### Dataset records
start

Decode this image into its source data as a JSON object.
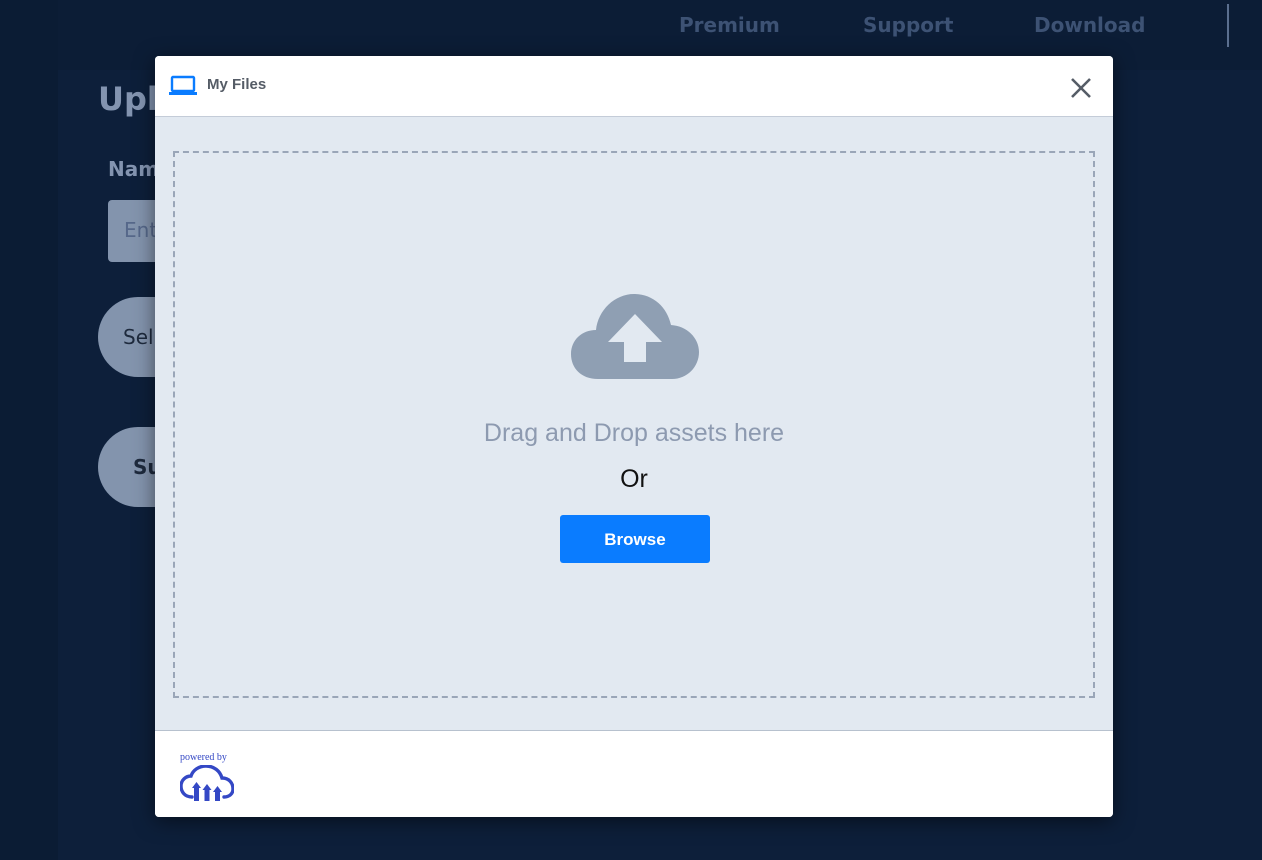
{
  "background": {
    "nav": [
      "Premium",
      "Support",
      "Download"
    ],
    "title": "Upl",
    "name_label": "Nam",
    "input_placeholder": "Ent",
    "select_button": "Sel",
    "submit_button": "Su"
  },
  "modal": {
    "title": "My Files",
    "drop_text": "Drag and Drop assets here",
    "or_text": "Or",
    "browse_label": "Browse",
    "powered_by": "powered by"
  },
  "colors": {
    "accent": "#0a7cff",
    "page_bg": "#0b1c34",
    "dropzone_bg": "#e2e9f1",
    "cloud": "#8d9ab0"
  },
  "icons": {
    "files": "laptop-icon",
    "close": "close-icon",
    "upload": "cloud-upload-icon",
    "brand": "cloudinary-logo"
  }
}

end

Copy all the records above exactly, but leave out the pictures.

Decode this image into its source data as a JSON object.
{
  "background": {
    "nav": [
      "Premium",
      "Support",
      "Download"
    ],
    "title": "Upl",
    "name_label": "Nam",
    "input_placeholder": "Ent",
    "select_button": "Sel",
    "submit_button": "Su"
  },
  "modal": {
    "title": "My Files",
    "drop_text": "Drag and Drop assets here",
    "or_text": "Or",
    "browse_label": "Browse",
    "powered_by": "powered by"
  },
  "colors": {
    "accent": "#0a7cff",
    "page_bg": "#0b1c34",
    "dropzone_bg": "#e2e9f1",
    "cloud": "#8d9ab0"
  },
  "icons": {
    "files": "laptop-icon",
    "close": "close-icon",
    "upload": "cloud-upload-icon",
    "brand": "cloudinary-logo"
  }
}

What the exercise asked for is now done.